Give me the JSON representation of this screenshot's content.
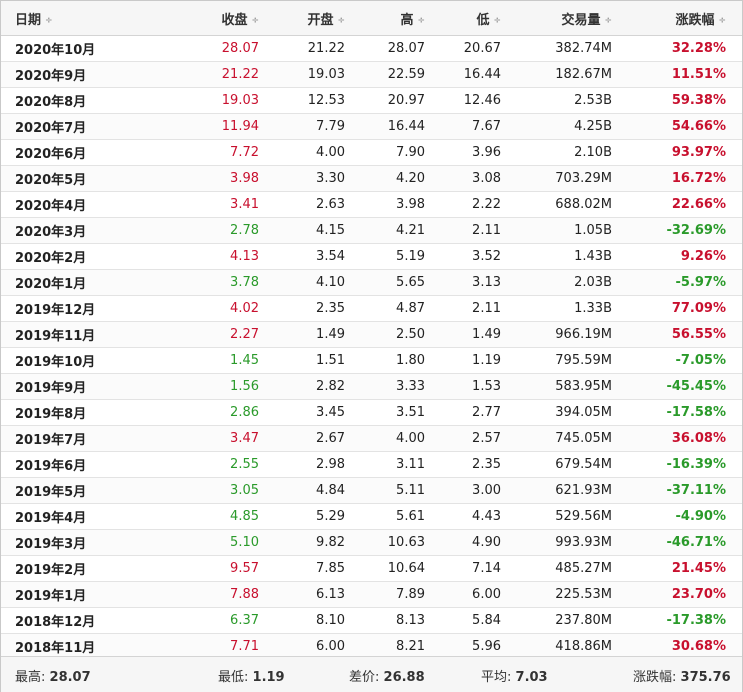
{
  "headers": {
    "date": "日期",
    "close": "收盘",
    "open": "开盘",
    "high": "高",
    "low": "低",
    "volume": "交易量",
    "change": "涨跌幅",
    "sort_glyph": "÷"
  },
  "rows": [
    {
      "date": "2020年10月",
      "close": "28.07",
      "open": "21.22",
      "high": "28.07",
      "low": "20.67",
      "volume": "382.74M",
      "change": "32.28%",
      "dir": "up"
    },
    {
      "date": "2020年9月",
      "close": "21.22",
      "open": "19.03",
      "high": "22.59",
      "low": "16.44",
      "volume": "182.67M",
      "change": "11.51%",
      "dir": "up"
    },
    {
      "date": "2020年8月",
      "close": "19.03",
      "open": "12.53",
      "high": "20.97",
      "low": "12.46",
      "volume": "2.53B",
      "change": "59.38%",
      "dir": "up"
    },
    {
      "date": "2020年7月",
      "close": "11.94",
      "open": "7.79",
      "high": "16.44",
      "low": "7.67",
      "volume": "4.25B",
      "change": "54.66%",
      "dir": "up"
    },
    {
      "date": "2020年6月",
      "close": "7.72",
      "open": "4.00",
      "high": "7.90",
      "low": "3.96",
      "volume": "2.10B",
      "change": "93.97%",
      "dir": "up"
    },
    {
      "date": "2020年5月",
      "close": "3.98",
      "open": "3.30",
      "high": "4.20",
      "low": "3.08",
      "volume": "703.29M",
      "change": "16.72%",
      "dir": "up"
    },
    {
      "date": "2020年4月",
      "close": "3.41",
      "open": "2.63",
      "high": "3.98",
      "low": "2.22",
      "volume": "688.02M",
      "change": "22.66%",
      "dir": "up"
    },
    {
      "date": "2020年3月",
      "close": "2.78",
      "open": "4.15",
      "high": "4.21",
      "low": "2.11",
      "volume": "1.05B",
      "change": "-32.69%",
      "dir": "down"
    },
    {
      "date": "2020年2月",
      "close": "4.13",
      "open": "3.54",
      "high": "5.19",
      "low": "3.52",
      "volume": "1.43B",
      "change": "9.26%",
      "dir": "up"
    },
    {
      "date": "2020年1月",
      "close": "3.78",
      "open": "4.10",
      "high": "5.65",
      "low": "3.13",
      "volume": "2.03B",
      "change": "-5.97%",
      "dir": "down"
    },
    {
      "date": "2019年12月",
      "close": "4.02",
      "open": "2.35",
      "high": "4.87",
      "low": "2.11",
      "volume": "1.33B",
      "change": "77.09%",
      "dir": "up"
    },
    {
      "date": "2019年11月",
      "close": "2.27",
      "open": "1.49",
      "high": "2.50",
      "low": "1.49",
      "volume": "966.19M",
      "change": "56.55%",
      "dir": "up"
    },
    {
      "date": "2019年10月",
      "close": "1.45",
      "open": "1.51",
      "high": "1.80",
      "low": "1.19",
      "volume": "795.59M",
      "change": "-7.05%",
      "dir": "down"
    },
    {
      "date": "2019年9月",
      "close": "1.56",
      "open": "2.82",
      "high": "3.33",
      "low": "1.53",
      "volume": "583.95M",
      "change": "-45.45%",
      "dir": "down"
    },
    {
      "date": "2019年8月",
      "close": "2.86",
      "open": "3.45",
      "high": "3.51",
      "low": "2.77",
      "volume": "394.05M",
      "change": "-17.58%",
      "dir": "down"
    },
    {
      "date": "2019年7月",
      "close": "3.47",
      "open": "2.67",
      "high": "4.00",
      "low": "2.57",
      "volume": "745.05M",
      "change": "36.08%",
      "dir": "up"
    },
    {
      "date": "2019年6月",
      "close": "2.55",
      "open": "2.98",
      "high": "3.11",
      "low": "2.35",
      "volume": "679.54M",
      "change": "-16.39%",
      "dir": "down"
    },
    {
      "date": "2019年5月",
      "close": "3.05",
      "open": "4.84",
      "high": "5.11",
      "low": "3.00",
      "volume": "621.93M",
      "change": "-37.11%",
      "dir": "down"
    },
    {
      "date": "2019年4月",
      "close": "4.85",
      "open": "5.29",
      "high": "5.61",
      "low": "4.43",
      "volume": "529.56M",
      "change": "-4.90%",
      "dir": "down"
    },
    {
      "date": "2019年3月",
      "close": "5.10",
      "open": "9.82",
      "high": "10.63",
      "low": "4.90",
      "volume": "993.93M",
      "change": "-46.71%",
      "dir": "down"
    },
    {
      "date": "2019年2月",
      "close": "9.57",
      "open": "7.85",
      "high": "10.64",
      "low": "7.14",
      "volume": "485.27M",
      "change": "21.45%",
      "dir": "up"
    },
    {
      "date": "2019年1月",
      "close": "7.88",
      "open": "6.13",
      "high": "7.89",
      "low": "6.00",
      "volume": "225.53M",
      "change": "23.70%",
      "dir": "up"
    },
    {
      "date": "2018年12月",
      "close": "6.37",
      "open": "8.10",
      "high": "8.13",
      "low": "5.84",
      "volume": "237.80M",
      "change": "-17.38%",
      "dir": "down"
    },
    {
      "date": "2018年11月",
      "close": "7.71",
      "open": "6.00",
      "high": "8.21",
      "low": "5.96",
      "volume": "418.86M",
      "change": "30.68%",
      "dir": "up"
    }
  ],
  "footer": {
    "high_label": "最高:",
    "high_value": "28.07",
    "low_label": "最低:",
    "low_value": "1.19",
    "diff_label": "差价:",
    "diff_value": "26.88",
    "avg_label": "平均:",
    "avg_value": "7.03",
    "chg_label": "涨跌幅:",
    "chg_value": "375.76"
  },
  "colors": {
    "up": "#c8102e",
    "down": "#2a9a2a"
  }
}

^^^^^^^^^^^^^^^^

Task
Make an exact copy of the records shown above, without the pictures.

Response
Give me the JSON representation of this screenshot's content.
{
  "headers": {
    "date": "日期",
    "close": "收盘",
    "open": "开盘",
    "high": "高",
    "low": "低",
    "volume": "交易量",
    "change": "涨跌幅",
    "sort_glyph": "÷"
  },
  "rows": [
    {
      "date": "2020年10月",
      "close": "28.07",
      "open": "21.22",
      "high": "28.07",
      "low": "20.67",
      "volume": "382.74M",
      "change": "32.28%",
      "dir": "up"
    },
    {
      "date": "2020年9月",
      "close": "21.22",
      "open": "19.03",
      "high": "22.59",
      "low": "16.44",
      "volume": "182.67M",
      "change": "11.51%",
      "dir": "up"
    },
    {
      "date": "2020年8月",
      "close": "19.03",
      "open": "12.53",
      "high": "20.97",
      "low": "12.46",
      "volume": "2.53B",
      "change": "59.38%",
      "dir": "up"
    },
    {
      "date": "2020年7月",
      "close": "11.94",
      "open": "7.79",
      "high": "16.44",
      "low": "7.67",
      "volume": "4.25B",
      "change": "54.66%",
      "dir": "up"
    },
    {
      "date": "2020年6月",
      "close": "7.72",
      "open": "4.00",
      "high": "7.90",
      "low": "3.96",
      "volume": "2.10B",
      "change": "93.97%",
      "dir": "up"
    },
    {
      "date": "2020年5月",
      "close": "3.98",
      "open": "3.30",
      "high": "4.20",
      "low": "3.08",
      "volume": "703.29M",
      "change": "16.72%",
      "dir": "up"
    },
    {
      "date": "2020年4月",
      "close": "3.41",
      "open": "2.63",
      "high": "3.98",
      "low": "2.22",
      "volume": "688.02M",
      "change": "22.66%",
      "dir": "up"
    },
    {
      "date": "2020年3月",
      "close": "2.78",
      "open": "4.15",
      "high": "4.21",
      "low": "2.11",
      "volume": "1.05B",
      "change": "-32.69%",
      "dir": "down"
    },
    {
      "date": "2020年2月",
      "close": "4.13",
      "open": "3.54",
      "high": "5.19",
      "low": "3.52",
      "volume": "1.43B",
      "change": "9.26%",
      "dir": "up"
    },
    {
      "date": "2020年1月",
      "close": "3.78",
      "open": "4.10",
      "high": "5.65",
      "low": "3.13",
      "volume": "2.03B",
      "change": "-5.97%",
      "dir": "down"
    },
    {
      "date": "2019年12月",
      "close": "4.02",
      "open": "2.35",
      "high": "4.87",
      "low": "2.11",
      "volume": "1.33B",
      "change": "77.09%",
      "dir": "up"
    },
    {
      "date": "2019年11月",
      "close": "2.27",
      "open": "1.49",
      "high": "2.50",
      "low": "1.49",
      "volume": "966.19M",
      "change": "56.55%",
      "dir": "up"
    },
    {
      "date": "2019年10月",
      "close": "1.45",
      "open": "1.51",
      "high": "1.80",
      "low": "1.19",
      "volume": "795.59M",
      "change": "-7.05%",
      "dir": "down"
    },
    {
      "date": "2019年9月",
      "close": "1.56",
      "open": "2.82",
      "high": "3.33",
      "low": "1.53",
      "volume": "583.95M",
      "change": "-45.45%",
      "dir": "down"
    },
    {
      "date": "2019年8月",
      "close": "2.86",
      "open": "3.45",
      "high": "3.51",
      "low": "2.77",
      "volume": "394.05M",
      "change": "-17.58%",
      "dir": "down"
    },
    {
      "date": "2019年7月",
      "close": "3.47",
      "open": "2.67",
      "high": "4.00",
      "low": "2.57",
      "volume": "745.05M",
      "change": "36.08%",
      "dir": "up"
    },
    {
      "date": "2019年6月",
      "close": "2.55",
      "open": "2.98",
      "high": "3.11",
      "low": "2.35",
      "volume": "679.54M",
      "change": "-16.39%",
      "dir": "down"
    },
    {
      "date": "2019年5月",
      "close": "3.05",
      "open": "4.84",
      "high": "5.11",
      "low": "3.00",
      "volume": "621.93M",
      "change": "-37.11%",
      "dir": "down"
    },
    {
      "date": "2019年4月",
      "close": "4.85",
      "open": "5.29",
      "high": "5.61",
      "low": "4.43",
      "volume": "529.56M",
      "change": "-4.90%",
      "dir": "down"
    },
    {
      "date": "2019年3月",
      "close": "5.10",
      "open": "9.82",
      "high": "10.63",
      "low": "4.90",
      "volume": "993.93M",
      "change": "-46.71%",
      "dir": "down"
    },
    {
      "date": "2019年2月",
      "close": "9.57",
      "open": "7.85",
      "high": "10.64",
      "low": "7.14",
      "volume": "485.27M",
      "change": "21.45%",
      "dir": "up"
    },
    {
      "date": "2019年1月",
      "close": "7.88",
      "open": "6.13",
      "high": "7.89",
      "low": "6.00",
      "volume": "225.53M",
      "change": "23.70%",
      "dir": "up"
    },
    {
      "date": "2018年12月",
      "close": "6.37",
      "open": "8.10",
      "high": "8.13",
      "low": "5.84",
      "volume": "237.80M",
      "change": "-17.38%",
      "dir": "down"
    },
    {
      "date": "2018年11月",
      "close": "7.71",
      "open": "6.00",
      "high": "8.21",
      "low": "5.96",
      "volume": "418.86M",
      "change": "30.68%",
      "dir": "up"
    }
  ],
  "footer": {
    "high_label": "最高:",
    "high_value": "28.07",
    "low_label": "最低:",
    "low_value": "1.19",
    "diff_label": "差价:",
    "diff_value": "26.88",
    "avg_label": "平均:",
    "avg_value": "7.03",
    "chg_label": "涨跌幅:",
    "chg_value": "375.76"
  },
  "colors": {
    "up": "#c8102e",
    "down": "#2a9a2a"
  }
}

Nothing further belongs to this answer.